▶ Work instructions
An exact copy of every record is needed.

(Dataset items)

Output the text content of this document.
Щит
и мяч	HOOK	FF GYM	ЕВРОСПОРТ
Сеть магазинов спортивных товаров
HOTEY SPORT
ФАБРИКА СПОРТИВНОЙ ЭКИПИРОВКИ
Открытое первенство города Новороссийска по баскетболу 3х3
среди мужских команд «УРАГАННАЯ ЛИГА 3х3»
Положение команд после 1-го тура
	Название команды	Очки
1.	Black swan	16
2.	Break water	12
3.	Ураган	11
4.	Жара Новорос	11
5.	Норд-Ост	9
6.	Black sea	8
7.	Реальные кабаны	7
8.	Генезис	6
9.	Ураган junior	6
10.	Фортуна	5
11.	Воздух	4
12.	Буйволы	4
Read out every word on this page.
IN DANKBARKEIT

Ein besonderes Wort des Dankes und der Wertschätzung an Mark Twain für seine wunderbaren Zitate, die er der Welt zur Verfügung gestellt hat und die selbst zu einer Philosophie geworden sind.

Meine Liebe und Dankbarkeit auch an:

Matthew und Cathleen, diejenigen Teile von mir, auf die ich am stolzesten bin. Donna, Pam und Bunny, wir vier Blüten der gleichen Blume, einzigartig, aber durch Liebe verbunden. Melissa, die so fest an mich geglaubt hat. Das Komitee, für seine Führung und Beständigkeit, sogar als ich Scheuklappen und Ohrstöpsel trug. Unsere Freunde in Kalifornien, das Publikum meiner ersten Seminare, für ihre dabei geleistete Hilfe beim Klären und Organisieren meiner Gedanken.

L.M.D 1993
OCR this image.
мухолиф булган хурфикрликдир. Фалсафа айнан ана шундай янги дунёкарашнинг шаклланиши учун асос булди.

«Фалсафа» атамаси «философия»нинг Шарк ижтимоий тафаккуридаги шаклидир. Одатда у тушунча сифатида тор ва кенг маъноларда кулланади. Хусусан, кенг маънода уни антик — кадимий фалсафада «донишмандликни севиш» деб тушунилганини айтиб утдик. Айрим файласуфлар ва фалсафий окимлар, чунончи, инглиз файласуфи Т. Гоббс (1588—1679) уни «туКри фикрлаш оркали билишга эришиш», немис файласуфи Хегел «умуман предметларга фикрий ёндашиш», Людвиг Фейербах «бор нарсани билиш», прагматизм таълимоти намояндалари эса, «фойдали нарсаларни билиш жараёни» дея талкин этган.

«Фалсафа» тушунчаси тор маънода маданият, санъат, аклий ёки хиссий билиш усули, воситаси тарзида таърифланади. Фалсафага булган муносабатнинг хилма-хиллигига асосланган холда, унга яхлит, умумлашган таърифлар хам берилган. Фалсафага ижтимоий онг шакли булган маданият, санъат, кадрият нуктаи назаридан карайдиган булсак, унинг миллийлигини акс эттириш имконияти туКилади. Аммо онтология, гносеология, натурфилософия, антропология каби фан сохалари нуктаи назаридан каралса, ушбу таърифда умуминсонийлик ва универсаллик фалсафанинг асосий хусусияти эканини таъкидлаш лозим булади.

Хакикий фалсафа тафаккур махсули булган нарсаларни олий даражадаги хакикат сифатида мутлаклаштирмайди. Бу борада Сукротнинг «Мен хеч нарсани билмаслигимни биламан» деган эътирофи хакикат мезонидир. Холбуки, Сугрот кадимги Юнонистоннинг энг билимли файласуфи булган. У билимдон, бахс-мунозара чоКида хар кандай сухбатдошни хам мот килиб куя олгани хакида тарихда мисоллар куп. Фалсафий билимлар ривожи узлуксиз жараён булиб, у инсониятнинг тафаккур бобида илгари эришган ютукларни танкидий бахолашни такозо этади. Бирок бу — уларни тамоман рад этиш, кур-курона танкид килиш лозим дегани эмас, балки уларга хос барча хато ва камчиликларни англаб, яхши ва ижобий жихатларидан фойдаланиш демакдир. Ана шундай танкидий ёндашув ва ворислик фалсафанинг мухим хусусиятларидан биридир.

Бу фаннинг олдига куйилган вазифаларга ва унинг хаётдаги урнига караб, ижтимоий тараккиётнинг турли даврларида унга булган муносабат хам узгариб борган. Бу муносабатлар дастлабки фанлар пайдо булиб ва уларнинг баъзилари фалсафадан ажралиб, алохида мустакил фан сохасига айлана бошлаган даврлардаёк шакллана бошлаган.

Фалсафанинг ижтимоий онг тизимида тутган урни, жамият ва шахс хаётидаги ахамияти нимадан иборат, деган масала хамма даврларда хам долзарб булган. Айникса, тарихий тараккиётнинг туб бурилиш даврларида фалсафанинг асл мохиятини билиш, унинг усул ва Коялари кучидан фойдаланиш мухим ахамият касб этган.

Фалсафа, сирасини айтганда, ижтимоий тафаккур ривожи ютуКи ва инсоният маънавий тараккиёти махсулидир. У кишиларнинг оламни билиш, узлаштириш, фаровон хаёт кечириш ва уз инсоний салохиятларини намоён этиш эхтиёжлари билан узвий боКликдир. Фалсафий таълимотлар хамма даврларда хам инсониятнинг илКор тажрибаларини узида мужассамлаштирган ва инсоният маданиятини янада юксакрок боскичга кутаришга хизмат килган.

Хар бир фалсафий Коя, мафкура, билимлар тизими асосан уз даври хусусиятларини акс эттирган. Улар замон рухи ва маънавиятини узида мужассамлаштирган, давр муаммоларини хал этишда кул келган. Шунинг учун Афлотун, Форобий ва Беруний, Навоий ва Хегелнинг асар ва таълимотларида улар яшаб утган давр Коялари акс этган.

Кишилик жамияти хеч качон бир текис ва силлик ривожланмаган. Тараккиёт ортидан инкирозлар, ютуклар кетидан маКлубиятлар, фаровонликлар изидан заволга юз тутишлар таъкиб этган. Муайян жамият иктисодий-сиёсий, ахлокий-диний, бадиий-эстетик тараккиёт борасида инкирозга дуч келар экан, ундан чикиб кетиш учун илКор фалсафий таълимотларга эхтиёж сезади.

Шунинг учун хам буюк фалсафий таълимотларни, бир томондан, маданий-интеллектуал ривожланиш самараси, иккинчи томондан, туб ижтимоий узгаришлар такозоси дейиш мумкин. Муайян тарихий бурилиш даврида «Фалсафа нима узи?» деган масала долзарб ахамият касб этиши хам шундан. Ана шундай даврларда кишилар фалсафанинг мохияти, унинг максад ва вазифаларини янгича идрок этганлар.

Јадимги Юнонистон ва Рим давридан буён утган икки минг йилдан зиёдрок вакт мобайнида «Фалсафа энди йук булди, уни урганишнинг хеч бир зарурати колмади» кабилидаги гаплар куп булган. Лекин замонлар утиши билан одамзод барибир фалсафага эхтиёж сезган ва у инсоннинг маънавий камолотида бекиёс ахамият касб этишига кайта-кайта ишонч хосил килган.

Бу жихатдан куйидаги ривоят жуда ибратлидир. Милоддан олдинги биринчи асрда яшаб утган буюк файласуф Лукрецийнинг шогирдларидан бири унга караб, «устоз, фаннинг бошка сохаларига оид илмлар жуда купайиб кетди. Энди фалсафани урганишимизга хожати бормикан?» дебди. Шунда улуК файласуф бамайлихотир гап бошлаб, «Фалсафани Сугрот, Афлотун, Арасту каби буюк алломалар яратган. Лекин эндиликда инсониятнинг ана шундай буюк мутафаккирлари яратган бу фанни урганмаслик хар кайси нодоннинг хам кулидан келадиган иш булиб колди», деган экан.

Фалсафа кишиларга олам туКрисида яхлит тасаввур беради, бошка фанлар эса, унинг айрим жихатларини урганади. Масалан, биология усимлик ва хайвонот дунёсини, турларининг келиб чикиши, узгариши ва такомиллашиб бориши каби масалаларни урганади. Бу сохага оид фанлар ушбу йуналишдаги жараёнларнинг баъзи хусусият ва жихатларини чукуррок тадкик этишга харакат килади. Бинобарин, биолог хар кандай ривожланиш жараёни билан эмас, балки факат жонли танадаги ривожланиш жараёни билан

▶ Exercise solution
Output the text content of this document.
Щит
и мяч	HOOK	FF GYM	ЕВРОСПОРТ
Сеть магазинов спортивных товаров
HOTEY SPORT
ФАБРИКА СПОРТИВНОЙ ЭКИПИРОВКИ
Открытое первенство города Новороссийска по баскетболу 3х3
среди мужских команд «УРАГАННАЯ ЛИГА 3х3»
Положение команд после 1-го тура
	Название команды	Очки
1.	Black swan	16
2.	Break water	12
3.	Ураган	11
4.	Жара Новорос	11
5.	Норд-Ост	9
6.	Black sea	8
7.	Реальные кабаны	7
8.	Генезис	6
9.	Ураган junior	6
10.	Фортуна	5
11.	Воздух	4
12.	Буйволы	4
Read out every word on this page.
IN DANKBARKEIT

Ein besonderes Wort des Dankes und der Wertschätzung an Mark Twain für seine wunderbaren Zitate, die er der Welt zur Verfügung gestellt hat und die selbst zu einer Philosophie geworden sind.

Meine Liebe und Dankbarkeit auch an:

Matthew und Cathleen, diejenigen Teile von mir, auf die ich am stolzesten bin. Donna, Pam und Bunny, wir vier Blüten der gleichen Blume, einzigartig, aber durch Liebe verbunden. Melissa, die so fest an mich geglaubt hat. Das Komitee, für seine Führung und Beständigkeit, sogar als ich Scheuklappen und Ohrstöpsel trug. Unsere Freunde in Kalifornien, das Publikum meiner ersten Seminare, für ihre dabei geleistete Hilfe beim Klären und Organisieren meiner Gedanken.

L.M.D 1993
OCR this image.
мухолиф булган хурфикрликдир. Фалсафа айнан ана шундай янги дунёкарашнинг шаклланиши учун асос булди.

«Фалсафа» атамаси «философия»нинг Шарк ижтимоий тафаккуридаги шаклидир. Одатда у тушунча сифатида тор ва кенг маъноларда кулланади. Хусусан, кенг маънода уни антик — кадимий фалсафада «донишмандликни севиш» деб тушунилганини айтиб утдик. Айрим файласуфлар ва фалсафий окимлар, чунончи, инглиз файласуфи Т. Гоббс (1588—1679) уни «туКри фикрлаш оркали билишга эришиш», немис файласуфи Хегел «умуман предметларга фикрий ёндашиш», Людвиг Фейербах «бор нарсани билиш», прагматизм таълимоти намояндалари эса, «фойдали нарсаларни билиш жараёни» дея талкин этган.

«Фалсафа» тушунчаси тор маънода маданият, санъат, аклий ёки хиссий билиш усули, воситаси тарзида таърифланади. Фалсафага булган муносабатнинг хилма-хиллигига асосланган холда, унга яхлит, умумлашган таърифлар хам берилган. Фалсафага ижтимоий онг шакли булган маданият, санъат, кадрият нуктаи назаридан карайдиган булсак, унинг миллийлигини акс эттириш имконияти туКилади. Аммо онтология, гносеология, натурфилософия, антропология каби фан сохалари нуктаи назаридан каралса, ушбу таърифда умуминсонийлик ва универсаллик фалсафанинг асосий хусусияти эканини таъкидлаш лозим булади.

Хакикий фалсафа тафаккур махсули булган нарсаларни олий даражадаги хакикат сифатида мутлаклаштирмайди. Бу борада Сукротнинг «Мен хеч нарсани билмаслигимни биламан» деган эътирофи хакикат мезонидир. Холбуки, Сугрот кадимги Юнонистоннинг энг билимли файласуфи булган. У билимдон, бахс-мунозара чоКида хар кандай сухбатдошни хам мот килиб куя олгани хакида тарихда мисоллар куп. Фалсафий билимлар ривожи узлуксиз жараён булиб, у инсониятнинг тафаккур бобида илгари эришган ютукларни танкидий бахолашни такозо этади. Бирок бу — уларни тамоман рад этиш, кур-курона танкид килиш лозим дегани эмас, балки уларга хос барча хато ва камчиликларни англаб, яхши ва ижобий жихатларидан фойдаланиш демакдир. Ана шундай танкидий ёндашув ва ворислик фалсафанинг мухим хусусиятларидан биридир.

Бу фаннинг олдига куйилган вазифаларга ва унинг хаётдаги урнига караб, ижтимоий тараккиётнинг турли даврларида унга булган муносабат хам узгариб борган. Бу муносабатлар дастлабки фанлар пайдо булиб ва уларнинг баъзилари фалсафадан ажралиб, алохида мустакил фан сохасига айлана бошлаган даврлардаёк шакллана бошлаган.

Фалсафанинг ижтимоий онг тизимида тутган урни, жамият ва шахс хаётидаги ахамияти нимадан иборат, деган масала хамма даврларда хам долзарб булган. Айникса, тарихий тараккиётнинг туб бурилиш даврларида фалсафанинг асл мохиятини билиш, унинг усул ва Коялари кучидан фойдаланиш мухим ахамият касб этган.

Фалсафа, сирасини айтганда, ижтимоий тафаккур ривожи ютуКи ва инсоният маънавий тараккиёти махсулидир. У кишиларнинг оламни билиш, узлаштириш, фаровон хаёт кечириш ва уз инсоний салохиятларини намоён этиш эхтиёжлари билан узвий боКликдир. Фалсафий таълимотлар хамма даврларда хам инсониятнинг илКор тажрибаларини узида мужассамлаштирган ва инсоният маданиятини янада юксакрок боскичга кутаришга хизмат килган.

Хар бир фалсафий Коя, мафкура, билимлар тизими асосан уз даври хусусиятларини акс эттирган. Улар замон рухи ва маънавиятини узида мужассамлаштирган, давр муаммоларини хал этишда кул келган. Шунинг учун Афлотун, Форобий ва Беруний, Навоий ва Хегелнинг асар ва таълимотларида улар яшаб утган давр Коялари акс этган.

Кишилик жамияти хеч качон бир текис ва силлик ривожланмаган. Тараккиёт ортидан инкирозлар, ютуклар кетидан маКлубиятлар, фаровонликлар изидан заволга юз тутишлар таъкиб этган. Муайян жамият иктисодий-сиёсий, ахлокий-диний, бадиий-эстетик тараккиёт борасида инкирозга дуч келар экан, ундан чикиб кетиш учун илКор фалсафий таълимотларга эхтиёж сезади.

Шунинг учун хам буюк фалсафий таълимотларни, бир томондан, маданий-интеллектуал ривожланиш самараси, иккинчи томондан, туб ижтимоий узгаришлар такозоси дейиш мумкин. Муайян тарихий бурилиш даврида «Фалсафа нима узи?» деган масала долзарб ахамият касб этиши хам шундан. Ана шундай даврларда кишилар фалсафанинг мохияти, унинг максад ва вазифаларини янгича идрок этганлар.

Јадимги Юнонистон ва Рим давридан буён утган икки минг йилдан зиёдрок вакт мобайнида «Фалсафа энди йук булди, уни урганишнинг хеч бир зарурати колмади» кабилидаги гаплар куп булган. Лекин замонлар утиши билан одамзод барибир фалсафага эхтиёж сезган ва у инсоннинг маънавий камолотида бекиёс ахамият касб этишига кайта-кайта ишонч хосил килган.

Бу жихатдан куйидаги ривоят жуда ибратлидир. Милоддан олдинги биринчи асрда яшаб утган буюк файласуф Лукрецийнинг шогирдларидан бири унга караб, «устоз, фаннинг бошка сохаларига оид илмлар жуда купайиб кетди. Энди фалсафани урганишимизга хожати бормикан?» дебди. Шунда улуК файласуф бамайлихотир гап бошлаб, «Фалсафани Сугрот, Афлотун, Арасту каби буюк алломалар яратган. Лекин эндиликда инсониятнинг ана шундай буюк мутафаккирлари яратган бу фанни урганмаслик хар кайси нодоннинг хам кулидан келадиган иш булиб колди», деган экан.

Фалсафа кишиларга олам туКрисида яхлит тасаввур беради, бошка фанлар эса, унинг айрим жихатларини урганади. Масалан, биология усимлик ва хайвонот дунёсини, турларининг келиб чикиши, узгариши ва такомиллашиб бориши каби масалаларни урганади. Бу сохага оид фанлар ушбу йуналишдаги жараёнларнинг баъзи хусусият ва жихатларини чукуррок тадкик этишга харакат килади. Бинобарин, биолог хар кандай ривожланиш жараёни билан эмас, балки факат жонли танадаги ривожланиш жараёни билан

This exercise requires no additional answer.